### Given exercise
Select each line where the word "this" appears.

### Exercise materials
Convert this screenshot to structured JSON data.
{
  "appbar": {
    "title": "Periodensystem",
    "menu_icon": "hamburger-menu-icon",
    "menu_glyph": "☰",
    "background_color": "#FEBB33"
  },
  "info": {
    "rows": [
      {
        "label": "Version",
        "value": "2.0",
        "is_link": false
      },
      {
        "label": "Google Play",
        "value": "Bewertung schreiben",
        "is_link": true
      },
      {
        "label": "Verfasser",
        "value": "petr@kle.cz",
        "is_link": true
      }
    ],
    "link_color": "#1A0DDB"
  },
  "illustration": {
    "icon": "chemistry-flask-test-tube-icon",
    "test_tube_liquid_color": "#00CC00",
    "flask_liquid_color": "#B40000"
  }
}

--

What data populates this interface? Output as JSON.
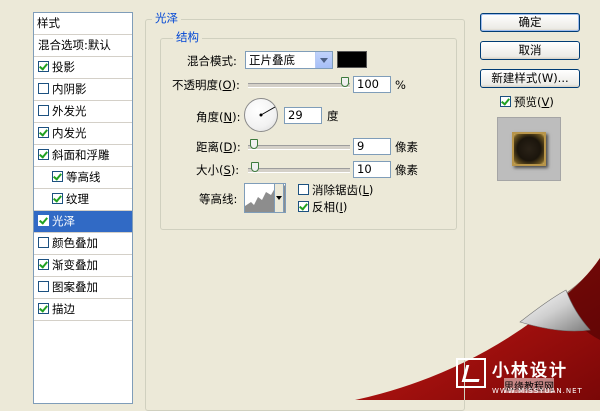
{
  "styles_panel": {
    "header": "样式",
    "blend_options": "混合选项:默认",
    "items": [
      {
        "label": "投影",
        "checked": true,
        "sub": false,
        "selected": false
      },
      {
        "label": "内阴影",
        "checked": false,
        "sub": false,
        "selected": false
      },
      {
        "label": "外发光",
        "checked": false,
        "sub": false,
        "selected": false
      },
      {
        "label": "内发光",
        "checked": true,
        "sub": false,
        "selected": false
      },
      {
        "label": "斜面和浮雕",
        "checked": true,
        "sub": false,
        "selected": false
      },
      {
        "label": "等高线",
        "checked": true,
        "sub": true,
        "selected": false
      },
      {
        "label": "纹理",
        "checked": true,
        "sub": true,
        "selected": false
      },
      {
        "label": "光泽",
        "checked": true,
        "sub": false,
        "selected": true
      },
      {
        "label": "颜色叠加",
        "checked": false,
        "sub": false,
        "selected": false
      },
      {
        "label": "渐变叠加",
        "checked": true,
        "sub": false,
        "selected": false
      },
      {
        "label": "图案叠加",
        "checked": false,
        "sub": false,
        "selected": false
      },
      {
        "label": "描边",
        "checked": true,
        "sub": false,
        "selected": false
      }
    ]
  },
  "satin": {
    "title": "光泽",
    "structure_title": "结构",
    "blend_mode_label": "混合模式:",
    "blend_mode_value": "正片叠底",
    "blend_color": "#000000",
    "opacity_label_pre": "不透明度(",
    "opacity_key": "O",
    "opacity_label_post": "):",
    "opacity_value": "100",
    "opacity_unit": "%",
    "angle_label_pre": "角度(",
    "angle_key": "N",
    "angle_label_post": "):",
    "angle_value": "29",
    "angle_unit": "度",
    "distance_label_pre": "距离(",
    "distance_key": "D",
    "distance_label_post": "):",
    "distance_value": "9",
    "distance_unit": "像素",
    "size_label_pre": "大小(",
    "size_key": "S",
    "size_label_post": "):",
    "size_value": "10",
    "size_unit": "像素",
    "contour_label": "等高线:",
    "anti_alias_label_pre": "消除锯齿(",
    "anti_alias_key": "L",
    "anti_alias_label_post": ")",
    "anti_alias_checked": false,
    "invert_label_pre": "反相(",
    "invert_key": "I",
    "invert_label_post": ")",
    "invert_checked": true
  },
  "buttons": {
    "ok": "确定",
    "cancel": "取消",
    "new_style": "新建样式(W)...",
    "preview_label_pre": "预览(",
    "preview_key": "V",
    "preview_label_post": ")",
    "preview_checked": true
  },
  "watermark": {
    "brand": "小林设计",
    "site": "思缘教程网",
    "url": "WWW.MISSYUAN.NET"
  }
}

### Answer to the problem
Convert this screenshot to structured JSON data.
What data populates this interface? Output as JSON.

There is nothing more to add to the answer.